*Request 1*
Decide whether each statement below agrees with the book review excerpt. Answer yes or no for each, and quote the exact words from the review that settle it.
(a) In 2014, Whole Foods Market was the eighth biggest grocery chain in the United States.
(b) Jundt's monograph covers the period from 1945 until the early 1990s.
(c) Dobrow's book was published by Rodale Books.
*Request 2*
Output the passage of the book review excerpt between "Joe Dobrow. Natural" and "918-1623361792, $27.95 (cloth).", inclusive.
*Request 3*
Answer these questions using the book review excerpt:
(a) How many pages long is Dobrow's book?
(b) Who initially pioneered the study of environmentally informed businesses?
(c) What period does Dobrow's narrative history cover?

*Source passage*
━━━━━━━━━━
Joe Dobrow. Natural Prophets: From Health Foods to Whole Foods—How the Pioneers of the Industry Changed the Way We Eat and Reshaped American Business. Emmaus, PA: Rodale Books, 2014. 320 pp. ISBN 918-1623361792, $27.95 (cloth).

In 2014, Whole Foods Market was the eighth biggest grocery chain and thirty-second largest retailer of any kind in the United States. Although almost every company in the twenty-first century claims to be “green,” Whole Foods, as it is widely known, is the largest retail chain in America to embrace environmental sustainability since its founding. As such, it is fitting that the company appears on the first pages of two very different books—Thomas Jundt’s Greening the Red, White, and Blue and Joe Dobrow’s Natural Prophets—as a symbol of the promise of sustainable corporate practice. With clear prose and careful research, Jundt’s monograph investigates the rise of environmental activists and an “underground world of green consumption” (p. 228) from 1945 until the early 1970s. Dobrow’s work, meanwhile, represents a narrative history of natural food stores’ entry into the mainstream of American retailing from the late 1970s to the early 2000s. Both titles contribute to a historical literature on environmentally informed businesses, a topic of study initially pioneered by Warren Belasco and Craig Cox that has attracted considerable interest in the past decade from such scholars and journalists as Fred Turner, Andrew Kirk, Anne Knupfer, Julie Guthman, Michael Pollan, and Samuel Fromartz.
━━━━━━━━━━
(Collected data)
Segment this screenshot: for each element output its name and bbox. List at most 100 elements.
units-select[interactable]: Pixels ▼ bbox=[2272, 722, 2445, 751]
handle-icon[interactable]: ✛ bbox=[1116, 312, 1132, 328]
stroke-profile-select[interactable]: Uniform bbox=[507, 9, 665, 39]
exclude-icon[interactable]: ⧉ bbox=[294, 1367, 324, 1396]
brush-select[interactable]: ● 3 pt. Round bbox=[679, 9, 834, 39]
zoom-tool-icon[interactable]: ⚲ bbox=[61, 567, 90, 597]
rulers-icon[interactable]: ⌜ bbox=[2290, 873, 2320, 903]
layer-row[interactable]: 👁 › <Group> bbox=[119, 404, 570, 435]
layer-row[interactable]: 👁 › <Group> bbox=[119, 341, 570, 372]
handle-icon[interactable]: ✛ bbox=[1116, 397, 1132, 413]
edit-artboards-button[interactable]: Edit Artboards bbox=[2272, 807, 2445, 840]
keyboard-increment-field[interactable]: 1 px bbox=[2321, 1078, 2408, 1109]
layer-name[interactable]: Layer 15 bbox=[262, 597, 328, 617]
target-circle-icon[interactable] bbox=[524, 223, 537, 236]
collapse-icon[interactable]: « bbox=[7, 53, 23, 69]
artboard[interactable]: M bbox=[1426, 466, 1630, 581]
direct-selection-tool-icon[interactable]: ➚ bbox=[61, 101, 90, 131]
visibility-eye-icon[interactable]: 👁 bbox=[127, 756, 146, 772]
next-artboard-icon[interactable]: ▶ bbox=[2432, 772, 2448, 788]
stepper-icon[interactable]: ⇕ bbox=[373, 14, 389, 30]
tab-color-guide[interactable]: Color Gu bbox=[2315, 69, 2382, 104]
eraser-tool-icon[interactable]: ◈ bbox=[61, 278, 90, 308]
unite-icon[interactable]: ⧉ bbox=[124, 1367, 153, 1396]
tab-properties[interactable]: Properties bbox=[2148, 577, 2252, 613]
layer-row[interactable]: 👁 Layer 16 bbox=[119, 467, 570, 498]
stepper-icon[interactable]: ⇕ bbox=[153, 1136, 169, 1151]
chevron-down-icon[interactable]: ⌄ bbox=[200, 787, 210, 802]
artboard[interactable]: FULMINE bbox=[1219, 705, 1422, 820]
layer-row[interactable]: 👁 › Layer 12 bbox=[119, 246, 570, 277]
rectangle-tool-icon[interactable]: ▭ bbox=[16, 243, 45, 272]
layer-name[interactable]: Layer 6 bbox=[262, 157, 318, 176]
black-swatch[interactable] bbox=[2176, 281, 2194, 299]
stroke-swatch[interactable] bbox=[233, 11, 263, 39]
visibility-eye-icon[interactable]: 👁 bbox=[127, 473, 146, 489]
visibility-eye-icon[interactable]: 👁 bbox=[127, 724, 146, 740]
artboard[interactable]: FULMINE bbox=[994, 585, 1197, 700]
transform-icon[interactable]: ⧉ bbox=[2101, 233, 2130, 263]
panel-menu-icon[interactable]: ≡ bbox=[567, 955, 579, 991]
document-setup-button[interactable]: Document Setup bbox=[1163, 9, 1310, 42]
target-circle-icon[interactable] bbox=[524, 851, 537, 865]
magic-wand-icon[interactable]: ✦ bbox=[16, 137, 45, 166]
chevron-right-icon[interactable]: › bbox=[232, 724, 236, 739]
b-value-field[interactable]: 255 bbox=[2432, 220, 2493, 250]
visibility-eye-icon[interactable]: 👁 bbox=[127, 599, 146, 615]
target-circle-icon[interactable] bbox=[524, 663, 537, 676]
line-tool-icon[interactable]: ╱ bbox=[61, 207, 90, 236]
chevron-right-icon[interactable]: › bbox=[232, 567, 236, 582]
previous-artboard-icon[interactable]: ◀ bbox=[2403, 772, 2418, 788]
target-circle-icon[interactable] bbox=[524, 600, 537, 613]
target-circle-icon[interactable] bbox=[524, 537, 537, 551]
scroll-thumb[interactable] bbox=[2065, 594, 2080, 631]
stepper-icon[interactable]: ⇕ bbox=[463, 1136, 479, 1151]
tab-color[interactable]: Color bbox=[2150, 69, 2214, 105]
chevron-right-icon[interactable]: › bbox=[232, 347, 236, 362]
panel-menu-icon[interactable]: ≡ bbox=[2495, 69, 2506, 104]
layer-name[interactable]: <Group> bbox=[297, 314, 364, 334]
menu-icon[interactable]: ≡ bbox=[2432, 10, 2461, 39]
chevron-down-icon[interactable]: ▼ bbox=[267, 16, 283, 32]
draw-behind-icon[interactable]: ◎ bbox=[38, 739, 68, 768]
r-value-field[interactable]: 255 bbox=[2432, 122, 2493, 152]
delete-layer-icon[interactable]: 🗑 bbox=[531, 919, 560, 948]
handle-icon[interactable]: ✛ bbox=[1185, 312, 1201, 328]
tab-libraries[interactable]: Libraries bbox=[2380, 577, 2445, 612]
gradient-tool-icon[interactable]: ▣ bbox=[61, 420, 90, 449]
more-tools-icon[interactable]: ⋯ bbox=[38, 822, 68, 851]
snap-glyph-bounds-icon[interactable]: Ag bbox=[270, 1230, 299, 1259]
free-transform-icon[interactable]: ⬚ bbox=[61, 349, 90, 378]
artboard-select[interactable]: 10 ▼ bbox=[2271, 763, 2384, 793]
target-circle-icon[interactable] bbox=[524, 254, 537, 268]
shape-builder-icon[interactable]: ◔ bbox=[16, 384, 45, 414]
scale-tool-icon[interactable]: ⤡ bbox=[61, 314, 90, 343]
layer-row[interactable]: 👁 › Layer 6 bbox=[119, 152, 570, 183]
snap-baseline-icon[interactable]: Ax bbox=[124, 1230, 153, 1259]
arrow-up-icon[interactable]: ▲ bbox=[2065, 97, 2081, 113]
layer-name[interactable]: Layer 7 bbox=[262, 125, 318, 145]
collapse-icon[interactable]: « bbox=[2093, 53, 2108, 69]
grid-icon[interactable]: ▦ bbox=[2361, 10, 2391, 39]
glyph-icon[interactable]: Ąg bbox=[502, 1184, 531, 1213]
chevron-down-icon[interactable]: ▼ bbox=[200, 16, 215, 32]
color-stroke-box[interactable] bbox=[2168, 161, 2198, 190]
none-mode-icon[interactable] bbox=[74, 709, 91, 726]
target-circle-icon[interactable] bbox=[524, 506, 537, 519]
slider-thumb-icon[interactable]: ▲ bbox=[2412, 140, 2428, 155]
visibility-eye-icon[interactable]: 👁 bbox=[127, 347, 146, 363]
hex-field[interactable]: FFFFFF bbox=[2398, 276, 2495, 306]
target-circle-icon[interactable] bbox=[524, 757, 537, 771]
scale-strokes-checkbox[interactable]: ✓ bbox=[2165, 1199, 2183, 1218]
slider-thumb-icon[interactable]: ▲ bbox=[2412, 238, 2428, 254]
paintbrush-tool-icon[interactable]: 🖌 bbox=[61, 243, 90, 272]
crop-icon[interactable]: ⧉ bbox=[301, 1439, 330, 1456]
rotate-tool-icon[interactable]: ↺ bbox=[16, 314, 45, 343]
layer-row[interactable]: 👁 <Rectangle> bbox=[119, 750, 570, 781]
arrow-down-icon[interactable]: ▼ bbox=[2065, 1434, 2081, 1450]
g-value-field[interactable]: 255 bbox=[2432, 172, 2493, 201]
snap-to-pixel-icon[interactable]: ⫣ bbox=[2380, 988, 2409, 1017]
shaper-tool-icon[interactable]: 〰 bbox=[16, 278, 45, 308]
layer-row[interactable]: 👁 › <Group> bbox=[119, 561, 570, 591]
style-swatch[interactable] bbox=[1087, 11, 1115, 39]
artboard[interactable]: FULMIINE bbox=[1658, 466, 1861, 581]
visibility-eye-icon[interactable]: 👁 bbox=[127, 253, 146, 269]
━━━━━━━━━━
*Final result 1*
(a) Yes: "In 2014, Whole Foods Market was the eighth biggest grocery chain"
(b) No: "from 1945 until the early 1970s"
(c) Yes: "Emmaus, PA: Rodale Books, 2014."

*Final result 2*
Joe Dobrow. Natural Prophets: From Health Foods to Whole Foods—How the Pioneers of the Industry Changed the Way We Eat and Reshaped American Business. Emmaus, PA: Rodale Books, 2014. 320 pp. ISBN 918-1623361792, $27.95 (cloth).

*Final result 3*
(a) 320 pages
(b) Warren Belasco and Craig Cox
(c) The late 1970s to the early 2000s